What the task requires = Go through the listing and copy each line with the string "source".

Exercise material =
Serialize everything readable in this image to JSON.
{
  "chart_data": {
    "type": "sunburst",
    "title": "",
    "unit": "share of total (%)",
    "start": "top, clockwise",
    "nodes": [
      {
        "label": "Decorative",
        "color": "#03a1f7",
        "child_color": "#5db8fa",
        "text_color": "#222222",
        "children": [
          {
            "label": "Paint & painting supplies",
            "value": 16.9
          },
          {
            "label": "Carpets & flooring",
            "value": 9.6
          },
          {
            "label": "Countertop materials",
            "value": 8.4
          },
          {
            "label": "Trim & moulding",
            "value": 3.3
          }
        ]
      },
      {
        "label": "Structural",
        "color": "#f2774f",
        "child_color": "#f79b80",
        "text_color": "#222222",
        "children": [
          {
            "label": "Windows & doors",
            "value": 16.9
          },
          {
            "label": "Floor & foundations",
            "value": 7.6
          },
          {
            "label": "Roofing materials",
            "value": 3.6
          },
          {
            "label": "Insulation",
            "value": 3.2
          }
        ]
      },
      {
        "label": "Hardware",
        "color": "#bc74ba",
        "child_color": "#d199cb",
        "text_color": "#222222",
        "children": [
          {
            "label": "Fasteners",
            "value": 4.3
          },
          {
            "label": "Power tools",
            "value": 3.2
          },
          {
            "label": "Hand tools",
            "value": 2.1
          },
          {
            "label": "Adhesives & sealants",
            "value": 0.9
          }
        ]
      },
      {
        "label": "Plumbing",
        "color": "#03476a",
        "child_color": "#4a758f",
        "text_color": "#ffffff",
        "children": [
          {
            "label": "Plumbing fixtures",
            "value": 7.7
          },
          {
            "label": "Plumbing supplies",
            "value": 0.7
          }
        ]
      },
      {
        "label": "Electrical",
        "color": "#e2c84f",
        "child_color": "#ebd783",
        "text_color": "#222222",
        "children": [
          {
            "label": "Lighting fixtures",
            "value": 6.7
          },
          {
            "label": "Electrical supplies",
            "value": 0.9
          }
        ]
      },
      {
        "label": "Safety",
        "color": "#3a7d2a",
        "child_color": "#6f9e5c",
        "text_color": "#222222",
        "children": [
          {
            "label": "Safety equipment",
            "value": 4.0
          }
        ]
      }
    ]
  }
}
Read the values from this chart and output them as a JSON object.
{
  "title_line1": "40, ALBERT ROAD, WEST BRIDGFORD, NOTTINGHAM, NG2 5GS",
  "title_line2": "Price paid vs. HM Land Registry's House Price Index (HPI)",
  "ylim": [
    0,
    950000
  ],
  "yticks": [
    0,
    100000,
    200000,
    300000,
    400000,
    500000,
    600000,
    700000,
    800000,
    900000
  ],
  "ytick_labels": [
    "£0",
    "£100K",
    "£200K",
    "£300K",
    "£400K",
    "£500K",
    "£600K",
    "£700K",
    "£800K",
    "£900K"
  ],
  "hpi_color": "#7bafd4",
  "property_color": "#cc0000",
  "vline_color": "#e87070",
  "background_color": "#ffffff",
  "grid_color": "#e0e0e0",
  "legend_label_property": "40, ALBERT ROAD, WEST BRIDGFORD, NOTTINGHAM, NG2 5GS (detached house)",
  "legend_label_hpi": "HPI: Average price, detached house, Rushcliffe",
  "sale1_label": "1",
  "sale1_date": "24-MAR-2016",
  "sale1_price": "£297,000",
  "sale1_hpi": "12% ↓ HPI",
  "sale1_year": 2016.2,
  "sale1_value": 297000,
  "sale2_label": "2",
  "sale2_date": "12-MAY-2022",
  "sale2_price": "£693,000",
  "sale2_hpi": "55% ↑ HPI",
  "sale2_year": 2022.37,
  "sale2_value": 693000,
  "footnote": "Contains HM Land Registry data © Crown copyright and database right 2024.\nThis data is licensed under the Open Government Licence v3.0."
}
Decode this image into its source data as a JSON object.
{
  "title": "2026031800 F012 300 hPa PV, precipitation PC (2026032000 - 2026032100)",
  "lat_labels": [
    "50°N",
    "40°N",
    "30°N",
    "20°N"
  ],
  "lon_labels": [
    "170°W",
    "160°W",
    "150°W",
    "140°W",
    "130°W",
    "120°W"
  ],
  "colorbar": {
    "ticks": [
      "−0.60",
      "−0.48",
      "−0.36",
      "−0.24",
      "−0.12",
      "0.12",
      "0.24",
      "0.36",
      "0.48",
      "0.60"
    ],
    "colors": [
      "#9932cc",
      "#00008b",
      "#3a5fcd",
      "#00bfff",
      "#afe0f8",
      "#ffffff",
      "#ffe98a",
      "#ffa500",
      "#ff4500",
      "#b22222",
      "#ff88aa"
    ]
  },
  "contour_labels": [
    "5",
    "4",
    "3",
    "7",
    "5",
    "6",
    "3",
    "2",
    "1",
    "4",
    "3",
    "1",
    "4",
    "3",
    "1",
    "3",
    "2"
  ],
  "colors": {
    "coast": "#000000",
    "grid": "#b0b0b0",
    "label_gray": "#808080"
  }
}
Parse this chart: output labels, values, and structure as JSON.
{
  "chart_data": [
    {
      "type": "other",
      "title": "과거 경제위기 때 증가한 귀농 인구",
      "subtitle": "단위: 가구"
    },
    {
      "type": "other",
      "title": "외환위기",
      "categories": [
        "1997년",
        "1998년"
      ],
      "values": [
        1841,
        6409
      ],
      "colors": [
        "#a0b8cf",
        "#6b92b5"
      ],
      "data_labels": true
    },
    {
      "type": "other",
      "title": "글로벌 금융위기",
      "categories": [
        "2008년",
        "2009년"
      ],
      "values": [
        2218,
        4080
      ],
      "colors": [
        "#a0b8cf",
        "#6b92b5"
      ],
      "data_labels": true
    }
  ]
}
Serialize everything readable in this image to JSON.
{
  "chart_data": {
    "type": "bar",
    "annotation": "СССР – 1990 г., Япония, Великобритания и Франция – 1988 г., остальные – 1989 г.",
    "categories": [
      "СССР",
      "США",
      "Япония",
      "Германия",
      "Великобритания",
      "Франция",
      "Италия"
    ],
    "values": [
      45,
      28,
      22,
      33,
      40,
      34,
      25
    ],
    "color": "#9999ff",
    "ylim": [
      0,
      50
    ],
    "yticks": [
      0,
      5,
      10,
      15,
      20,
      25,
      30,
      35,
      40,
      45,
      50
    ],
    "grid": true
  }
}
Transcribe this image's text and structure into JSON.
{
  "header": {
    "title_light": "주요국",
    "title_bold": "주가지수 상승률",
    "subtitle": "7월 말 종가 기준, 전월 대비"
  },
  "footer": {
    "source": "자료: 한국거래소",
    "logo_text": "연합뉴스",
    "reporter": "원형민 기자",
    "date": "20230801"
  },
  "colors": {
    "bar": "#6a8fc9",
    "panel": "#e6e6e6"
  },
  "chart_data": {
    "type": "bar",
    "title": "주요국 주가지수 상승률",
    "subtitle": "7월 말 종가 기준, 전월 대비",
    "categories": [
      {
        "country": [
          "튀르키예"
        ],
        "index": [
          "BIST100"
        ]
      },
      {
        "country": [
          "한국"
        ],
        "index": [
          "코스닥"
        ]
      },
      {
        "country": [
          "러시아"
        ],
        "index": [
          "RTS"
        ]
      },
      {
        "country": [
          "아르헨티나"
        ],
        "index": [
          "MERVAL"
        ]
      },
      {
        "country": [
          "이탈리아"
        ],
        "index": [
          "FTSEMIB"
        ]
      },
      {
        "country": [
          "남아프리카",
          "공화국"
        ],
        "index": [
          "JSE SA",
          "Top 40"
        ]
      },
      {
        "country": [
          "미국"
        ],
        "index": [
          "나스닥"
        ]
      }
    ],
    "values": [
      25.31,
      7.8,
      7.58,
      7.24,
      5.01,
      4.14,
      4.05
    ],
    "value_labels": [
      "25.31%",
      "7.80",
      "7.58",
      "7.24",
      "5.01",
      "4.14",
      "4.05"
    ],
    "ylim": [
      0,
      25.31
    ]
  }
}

Problem solution =
Decode this image into its source data as a JSON object.
    "source": "자료: 한국거래소",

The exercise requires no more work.